▶ Aim
Below are the records; collect from them each line containing the string "type".

**********

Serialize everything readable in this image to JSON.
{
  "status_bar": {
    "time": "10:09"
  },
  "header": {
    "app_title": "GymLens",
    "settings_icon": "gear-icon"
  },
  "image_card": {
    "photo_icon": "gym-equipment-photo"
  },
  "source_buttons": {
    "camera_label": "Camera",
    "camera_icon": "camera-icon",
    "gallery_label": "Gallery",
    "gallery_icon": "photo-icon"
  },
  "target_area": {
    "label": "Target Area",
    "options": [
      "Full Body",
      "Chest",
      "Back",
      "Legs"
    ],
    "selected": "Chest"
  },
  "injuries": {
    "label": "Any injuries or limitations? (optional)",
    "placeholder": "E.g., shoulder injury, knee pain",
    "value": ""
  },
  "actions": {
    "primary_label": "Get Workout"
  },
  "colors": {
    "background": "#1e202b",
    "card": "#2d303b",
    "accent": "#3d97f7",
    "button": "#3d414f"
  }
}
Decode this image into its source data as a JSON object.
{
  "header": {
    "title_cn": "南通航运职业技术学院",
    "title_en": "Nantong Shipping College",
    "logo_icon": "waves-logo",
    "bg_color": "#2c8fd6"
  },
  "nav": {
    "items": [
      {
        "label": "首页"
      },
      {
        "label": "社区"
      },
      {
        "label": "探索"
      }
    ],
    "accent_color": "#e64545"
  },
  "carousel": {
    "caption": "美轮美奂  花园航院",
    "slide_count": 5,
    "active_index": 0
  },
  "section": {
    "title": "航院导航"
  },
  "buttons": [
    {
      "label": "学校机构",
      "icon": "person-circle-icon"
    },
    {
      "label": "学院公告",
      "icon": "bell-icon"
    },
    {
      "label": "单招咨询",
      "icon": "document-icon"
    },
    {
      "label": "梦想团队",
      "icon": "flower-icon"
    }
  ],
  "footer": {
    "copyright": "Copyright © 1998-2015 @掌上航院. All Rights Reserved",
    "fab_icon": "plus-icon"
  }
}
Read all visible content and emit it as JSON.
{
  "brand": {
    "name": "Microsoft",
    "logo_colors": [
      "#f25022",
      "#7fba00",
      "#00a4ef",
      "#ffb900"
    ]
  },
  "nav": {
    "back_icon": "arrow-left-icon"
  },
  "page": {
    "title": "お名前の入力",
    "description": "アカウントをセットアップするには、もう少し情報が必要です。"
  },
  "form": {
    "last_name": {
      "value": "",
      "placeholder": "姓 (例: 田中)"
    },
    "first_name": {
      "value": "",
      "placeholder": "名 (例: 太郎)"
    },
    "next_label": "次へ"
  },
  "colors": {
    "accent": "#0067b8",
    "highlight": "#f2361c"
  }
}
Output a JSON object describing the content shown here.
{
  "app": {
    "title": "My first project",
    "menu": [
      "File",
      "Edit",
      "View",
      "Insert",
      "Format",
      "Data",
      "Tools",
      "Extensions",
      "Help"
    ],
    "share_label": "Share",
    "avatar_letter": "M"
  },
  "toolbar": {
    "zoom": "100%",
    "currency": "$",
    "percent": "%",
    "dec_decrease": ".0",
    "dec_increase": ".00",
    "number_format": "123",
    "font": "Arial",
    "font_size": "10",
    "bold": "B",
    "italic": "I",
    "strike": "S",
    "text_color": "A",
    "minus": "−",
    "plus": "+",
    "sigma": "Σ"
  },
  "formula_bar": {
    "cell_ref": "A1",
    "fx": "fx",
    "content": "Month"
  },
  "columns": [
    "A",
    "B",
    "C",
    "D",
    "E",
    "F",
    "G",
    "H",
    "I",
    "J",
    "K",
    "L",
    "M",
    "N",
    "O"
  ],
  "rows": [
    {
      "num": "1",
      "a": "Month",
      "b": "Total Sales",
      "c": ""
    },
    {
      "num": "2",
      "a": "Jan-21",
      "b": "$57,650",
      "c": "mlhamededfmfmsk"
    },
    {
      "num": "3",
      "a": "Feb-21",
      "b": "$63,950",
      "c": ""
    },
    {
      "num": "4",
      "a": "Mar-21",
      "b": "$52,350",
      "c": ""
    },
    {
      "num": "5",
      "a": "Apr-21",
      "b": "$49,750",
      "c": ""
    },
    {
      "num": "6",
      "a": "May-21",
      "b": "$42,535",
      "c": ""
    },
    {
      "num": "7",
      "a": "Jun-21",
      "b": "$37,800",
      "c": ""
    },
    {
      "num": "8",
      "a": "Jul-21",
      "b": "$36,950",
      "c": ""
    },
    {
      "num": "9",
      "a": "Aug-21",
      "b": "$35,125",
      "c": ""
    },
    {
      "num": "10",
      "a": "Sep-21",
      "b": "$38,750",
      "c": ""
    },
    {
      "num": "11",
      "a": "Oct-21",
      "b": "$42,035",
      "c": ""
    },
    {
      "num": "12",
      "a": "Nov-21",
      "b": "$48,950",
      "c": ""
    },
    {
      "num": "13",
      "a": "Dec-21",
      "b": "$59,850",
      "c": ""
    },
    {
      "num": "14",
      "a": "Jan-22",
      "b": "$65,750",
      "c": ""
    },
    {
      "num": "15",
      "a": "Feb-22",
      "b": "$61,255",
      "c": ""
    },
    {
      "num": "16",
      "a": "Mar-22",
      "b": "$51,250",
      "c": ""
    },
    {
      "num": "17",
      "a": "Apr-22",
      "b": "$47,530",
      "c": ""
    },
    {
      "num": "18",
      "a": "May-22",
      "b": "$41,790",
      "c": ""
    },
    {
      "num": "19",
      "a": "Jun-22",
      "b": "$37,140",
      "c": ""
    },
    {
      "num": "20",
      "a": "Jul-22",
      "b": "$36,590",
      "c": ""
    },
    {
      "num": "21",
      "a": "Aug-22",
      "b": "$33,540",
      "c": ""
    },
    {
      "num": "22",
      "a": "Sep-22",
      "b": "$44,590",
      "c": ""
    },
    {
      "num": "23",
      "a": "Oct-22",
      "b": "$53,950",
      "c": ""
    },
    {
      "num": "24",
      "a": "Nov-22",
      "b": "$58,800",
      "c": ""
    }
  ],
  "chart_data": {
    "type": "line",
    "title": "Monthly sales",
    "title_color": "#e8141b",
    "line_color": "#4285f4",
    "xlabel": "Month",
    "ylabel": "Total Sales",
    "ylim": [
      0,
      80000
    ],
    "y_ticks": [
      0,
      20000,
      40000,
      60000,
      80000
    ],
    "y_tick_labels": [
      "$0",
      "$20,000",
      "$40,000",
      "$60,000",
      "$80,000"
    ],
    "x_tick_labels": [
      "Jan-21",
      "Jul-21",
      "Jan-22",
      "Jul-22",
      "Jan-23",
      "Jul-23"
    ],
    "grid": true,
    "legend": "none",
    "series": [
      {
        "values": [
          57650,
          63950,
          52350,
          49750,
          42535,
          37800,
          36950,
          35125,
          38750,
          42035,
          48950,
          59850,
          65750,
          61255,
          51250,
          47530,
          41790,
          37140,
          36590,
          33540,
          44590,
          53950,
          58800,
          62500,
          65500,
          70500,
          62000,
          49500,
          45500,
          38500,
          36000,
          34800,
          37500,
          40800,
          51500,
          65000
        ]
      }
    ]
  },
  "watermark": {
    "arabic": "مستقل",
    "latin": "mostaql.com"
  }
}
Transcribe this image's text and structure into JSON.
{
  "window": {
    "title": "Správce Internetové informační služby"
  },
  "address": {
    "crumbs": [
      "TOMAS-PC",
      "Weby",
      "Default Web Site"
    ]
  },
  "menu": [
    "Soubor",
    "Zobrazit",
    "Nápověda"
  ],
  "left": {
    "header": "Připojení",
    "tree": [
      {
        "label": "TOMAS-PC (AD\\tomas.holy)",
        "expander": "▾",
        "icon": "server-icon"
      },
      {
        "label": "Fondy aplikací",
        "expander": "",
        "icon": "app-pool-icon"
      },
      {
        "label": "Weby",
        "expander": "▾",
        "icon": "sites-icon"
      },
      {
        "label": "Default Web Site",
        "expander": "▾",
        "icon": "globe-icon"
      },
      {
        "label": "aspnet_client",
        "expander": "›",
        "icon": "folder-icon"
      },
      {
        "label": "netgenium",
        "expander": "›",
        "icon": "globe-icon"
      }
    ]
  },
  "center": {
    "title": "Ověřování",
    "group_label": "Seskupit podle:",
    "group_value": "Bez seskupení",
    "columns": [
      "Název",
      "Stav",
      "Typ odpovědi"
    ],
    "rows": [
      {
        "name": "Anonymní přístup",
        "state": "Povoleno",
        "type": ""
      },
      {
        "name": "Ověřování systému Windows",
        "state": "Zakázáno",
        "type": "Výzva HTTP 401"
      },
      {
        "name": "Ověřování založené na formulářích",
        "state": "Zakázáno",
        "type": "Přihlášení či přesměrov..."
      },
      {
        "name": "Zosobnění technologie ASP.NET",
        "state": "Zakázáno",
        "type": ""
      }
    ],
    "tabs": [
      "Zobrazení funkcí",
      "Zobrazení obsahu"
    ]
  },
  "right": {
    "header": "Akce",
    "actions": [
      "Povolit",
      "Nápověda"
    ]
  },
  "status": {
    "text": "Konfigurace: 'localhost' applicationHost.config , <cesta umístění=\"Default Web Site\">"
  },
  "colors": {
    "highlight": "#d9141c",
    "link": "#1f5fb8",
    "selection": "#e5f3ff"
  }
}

**********

▶ Response to this exercise
    "type": "line",
        "type": ""
        "type": "Výzva HTTP 401"
        "type": "Přihlášení či přesměrov..."
        "type": ""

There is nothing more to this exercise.